§ **DIRECTIVE 1**:
Answer these questions about the Alphalens post:
(a) In what order were the initial batch of questions answered?
(b) According to the post, what does IC skew refer to?
(c) How often is the IC computed?

Thanks to everybody who submitted questions. I've gone through an initial batch below in the order in which they were asked. I will work to get another batch answered in the next week or two. I'm going to try to run some webinars and record some videos on the topics below, so watch out for those.

Does a positive IC skew mean that there's more predictive information in the top quantile (for longs) and vice versa for negative skew? If not, what does the IC skew tell me?

We have found that this statistic is not super useful in practice and will likely remove it from Alphalens in the future Alphalens. IC Skew refers to the distribution of information coefficients, not anything about the percentiles. The IC is computed each day, which means we have a whole set of measurements of the predictiveness of the model. Each IC alone is likely not that informative, as rarely are strategies highly predictive on one day. Often they become more and more predictive as you average together more and more predictions. Given that, we look at the distribution of IC estimates and try to decide if the IC is drawn from a distribution with a mean of zero (not predictive), or not zero (predictive). Skew is one moment of that distribution, and refers to how the mass is distributed in the histogram. The explanation of skew is a bit unintuitive, but I recommend reading up on it if you’re curious. It informs you about the distribution of times your model is and isn’t predictive.

§ **DIRECTIVE 2**: In the listing, rename "ytick" to "y-tick" in everything from the line containing "panel-a: a Mutant" down to the line containing "450, 58, 465]". Leave all else unchanged, and give back only those lines.

§ **RECORDS PROVIDED**:
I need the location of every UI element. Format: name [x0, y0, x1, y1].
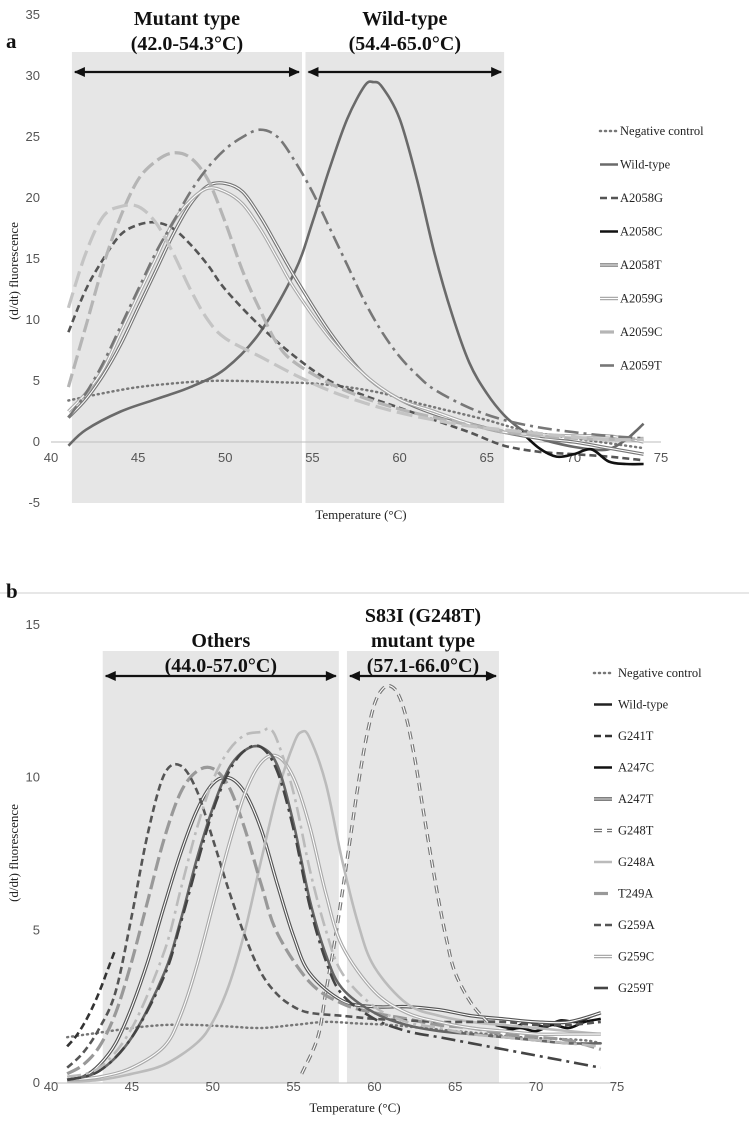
panel-a: a Mutant type (42.0-54.3°C) Wild-type (54.4…	[6, 7, 704, 522]
legend-item-t249a: T249A	[618, 887, 653, 901]
region-s83i-label_line1: mutant type	[371, 630, 475, 652]
series-negative-control	[65, 1020, 603, 1045]
panel-b-label: b	[6, 579, 18, 603]
legend-item-g259t: G259T	[618, 981, 654, 995]
ytick--5: -5	[28, 495, 40, 510]
ytick-10: 10	[26, 312, 40, 327]
xtick-40: 40	[44, 450, 58, 465]
xtick-40: 40	[44, 1079, 58, 1094]
region-others-arrowhead-right	[325, 671, 337, 681]
xtick-60: 60	[392, 450, 406, 465]
xtick-50: 50	[205, 1079, 219, 1094]
series-a2058c	[520, 431, 644, 466]
legend-item-wild-type: Wild-type	[618, 698, 669, 712]
series-wild-type	[67, 80, 645, 452]
ytick-5: 5	[33, 373, 40, 388]
legend-item-g241t: G241T	[618, 729, 654, 743]
region-wild-label_line1: Wild-type	[362, 8, 447, 30]
xtick-70: 70	[529, 1079, 543, 1094]
region-others-label_line2: (44.0-57.0°C)	[165, 655, 277, 677]
panel-a-ylabel: (d/dt) fluorescence	[6, 222, 21, 320]
series-a2059t	[67, 128, 644, 440]
region-s83i-arrowhead-left	[348, 671, 360, 681]
xtick-60: 60	[367, 1079, 381, 1094]
region-mutant-arrowhead-left	[73, 67, 85, 77]
legend-item-a2059c: A2059C	[620, 325, 662, 339]
legend-item-a2058g: A2058G	[620, 191, 663, 205]
series-a2059g-inner	[67, 187, 644, 443]
ytick-25: 25	[26, 129, 40, 144]
legend-item-g248t: G248T	[618, 824, 654, 838]
xtick-65: 65	[448, 1079, 462, 1094]
region-wild-arrowhead-left	[307, 67, 319, 77]
xtick-75: 75	[654, 450, 668, 465]
legend-item-a2059g: A2059G	[620, 292, 663, 306]
series-light-dash-trace	[66, 203, 644, 442]
region-s83i-arrowhead-right	[485, 671, 497, 681]
region-s83i-label_line2: (57.1-66.0°C)	[367, 655, 479, 677]
ytick-10: 10	[26, 770, 40, 785]
legend-item-a247c: A247C	[618, 761, 654, 775]
series-g259t	[66, 744, 602, 1082]
ytick-20: 20	[26, 190, 40, 205]
panel-b-xlabel: Temperature (°C)	[309, 1100, 400, 1115]
legend-item-g248a: G248A	[618, 855, 655, 869]
series-a247t-inner	[67, 776, 601, 1081]
panel-b: b Others (44.0-57.0°C) S83I (G248T) mutant …	[6, 579, 702, 1115]
ytick-35: 35	[26, 7, 40, 22]
region-mutant-shade	[71, 52, 302, 503]
region-others-arrowhead-left	[104, 671, 116, 681]
region-mutant-arrowhead-right	[288, 67, 300, 77]
legend-item-negative-control: Negative control	[620, 124, 704, 138]
ytick-30: 30	[26, 68, 40, 83]
region-mutant-label_line2: (42.0-54.3°C)	[131, 33, 243, 55]
region-wild-arrowhead-right	[491, 67, 503, 77]
legend-item-a2058t: A2058T	[620, 258, 662, 272]
legend-item-negative-control: Negative control	[618, 666, 702, 680]
ytick-15: 15	[26, 617, 40, 632]
region-mutant-label_line1: Mutant type	[134, 8, 240, 30]
xtick-75: 75	[610, 1079, 624, 1094]
xtick-55: 55	[305, 450, 319, 465]
legend-item-a247t: A247T	[618, 792, 654, 806]
xtick-65: 65	[479, 450, 493, 465]
legend-item-g259c: G259C	[618, 950, 654, 964]
xtick-50: 50	[218, 450, 232, 465]
series-g259a	[66, 762, 601, 1069]
region-others-label_line1: Others	[191, 630, 250, 652]
series-g241t	[66, 948, 117, 1048]
xtick-45: 45	[125, 1079, 139, 1094]
legend-item-a2058c: A2058C	[620, 225, 662, 239]
ytick-5: 5	[33, 922, 40, 937]
legend-item-a2059t: A2059T	[620, 359, 662, 373]
panel-b-ylabel: (d/dt) fluorescence	[6, 804, 21, 902]
series-g259c-inner	[67, 754, 601, 1081]
xtick-45: 45	[131, 450, 145, 465]
ytick-0: 0	[33, 434, 40, 449]
region-wild-label_line2: (54.4-65.0°C)	[349, 33, 461, 55]
series-a2059c	[66, 151, 644, 442]
ytick-0: 0	[33, 1075, 40, 1090]
legend-item-g259a: G259A	[618, 918, 655, 932]
panel-a-label: a	[6, 29, 17, 53]
panel-a-xlabel: Temperature (°C)	[315, 507, 406, 522]
region-s83i-label_line0: S83I (G248T)	[365, 605, 481, 627]
ytick-15: 15	[26, 251, 40, 266]
series-light-dashdot-trace	[66, 727, 601, 1079]
xtick-55: 55	[286, 1079, 300, 1094]
legend-item-wild-type: Wild-type	[620, 158, 671, 172]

§ **TASK RESPONSE 1**:
(a) In the order in which they were asked.
(b) The distribution of information coefficients, not anything about the percentiles.
(c) Each day.

§ **TASK RESPONSE 2**:
panel-a: a Mutant type (42.0-54.3°C) Wild-type (54.4…	[6, 7, 704, 522]
legend-item-t249a: T249A	[618, 887, 653, 901]
region-s83i-label_line1: mutant type	[371, 630, 475, 652]
series-negative-control	[65, 1020, 603, 1045]
panel-b-label: b	[6, 579, 18, 603]
legend-item-g259t: G259T	[618, 981, 654, 995]
y-tick--5: -5	[28, 495, 40, 510]
y-tick-10: 10	[26, 312, 40, 327]
xtick-40: 40	[44, 450, 58, 465]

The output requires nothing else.